__WHAT IS NEEDED__: Transcribe all of the material exactly.

__GIVEN RECORDS__:
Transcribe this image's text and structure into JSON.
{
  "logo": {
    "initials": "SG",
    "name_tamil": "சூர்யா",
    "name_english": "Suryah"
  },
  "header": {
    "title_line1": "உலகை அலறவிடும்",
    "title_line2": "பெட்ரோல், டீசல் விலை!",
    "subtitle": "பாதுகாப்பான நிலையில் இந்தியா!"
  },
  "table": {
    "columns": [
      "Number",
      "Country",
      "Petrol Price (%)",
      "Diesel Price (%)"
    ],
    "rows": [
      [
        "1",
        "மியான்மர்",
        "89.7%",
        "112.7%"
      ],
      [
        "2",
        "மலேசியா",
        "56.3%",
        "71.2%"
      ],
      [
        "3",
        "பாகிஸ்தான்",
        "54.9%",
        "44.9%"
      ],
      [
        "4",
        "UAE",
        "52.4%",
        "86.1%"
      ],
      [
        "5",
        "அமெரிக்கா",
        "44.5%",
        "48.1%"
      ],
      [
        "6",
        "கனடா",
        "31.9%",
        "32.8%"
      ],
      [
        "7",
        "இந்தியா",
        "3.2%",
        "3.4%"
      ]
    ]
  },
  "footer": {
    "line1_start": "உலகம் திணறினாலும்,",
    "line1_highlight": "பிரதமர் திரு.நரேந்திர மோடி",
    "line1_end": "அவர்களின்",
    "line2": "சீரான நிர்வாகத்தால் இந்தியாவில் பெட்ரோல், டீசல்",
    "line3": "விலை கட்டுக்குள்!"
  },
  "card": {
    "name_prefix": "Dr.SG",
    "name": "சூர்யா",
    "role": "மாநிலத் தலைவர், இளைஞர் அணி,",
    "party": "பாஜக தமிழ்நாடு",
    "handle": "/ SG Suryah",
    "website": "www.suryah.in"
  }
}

__TASK RESULT__:
Transcribe this image's text and structure into JSON.
{
  "logo": {
    "initials": "SG",
    "name_tamil": "சூர்யா",
    "name_english": "Suryah"
  },
  "header": {
    "title_line1": "உலகை அலறவிடும்",
    "title_line2": "பெட்ரோல், டீசல் விலை!",
    "subtitle": "பாதுகாப்பான நிலையில் இந்தியா!"
  },
  "table": {
    "columns": [
      "Number",
      "Country",
      "Petrol Price (%)",
      "Diesel Price (%)"
    ],
    "rows": [
      [
        "1",
        "மியான்மர்",
        "89.7%",
        "112.7%"
      ],
      [
        "2",
        "மலேசியா",
        "56.3%",
        "71.2%"
      ],
      [
        "3",
        "பாகிஸ்தான்",
        "54.9%",
        "44.9%"
      ],
      [
        "4",
        "UAE",
        "52.4%",
        "86.1%"
      ],
      [
        "5",
        "அமெரிக்கா",
        "44.5%",
        "48.1%"
      ],
      [
        "6",
        "கனடா",
        "31.9%",
        "32.8%"
      ],
      [
        "7",
        "இந்தியா",
        "3.2%",
        "3.4%"
      ]
    ]
  },
  "footer": {
    "line1_start": "உலகம் திணறினாலும்,",
    "line1_highlight": "பிரதமர் திரு.நரேந்திர மோடி",
    "line1_end": "அவர்களின்",
    "line2": "சீரான நிர்வாகத்தால் இந்தியாவில் பெட்ரோல், டீசல்",
    "line3": "விலை கட்டுக்குள்!"
  },
  "card": {
    "name_prefix": "Dr.SG",
    "name": "சூர்யா",
    "role": "மாநிலத் தலைவர், இளைஞர் அணி,",
    "party": "பாஜக தமிழ்நாடு",
    "handle": "/ SG Suryah",
    "website": "www.suryah.in"
  }
}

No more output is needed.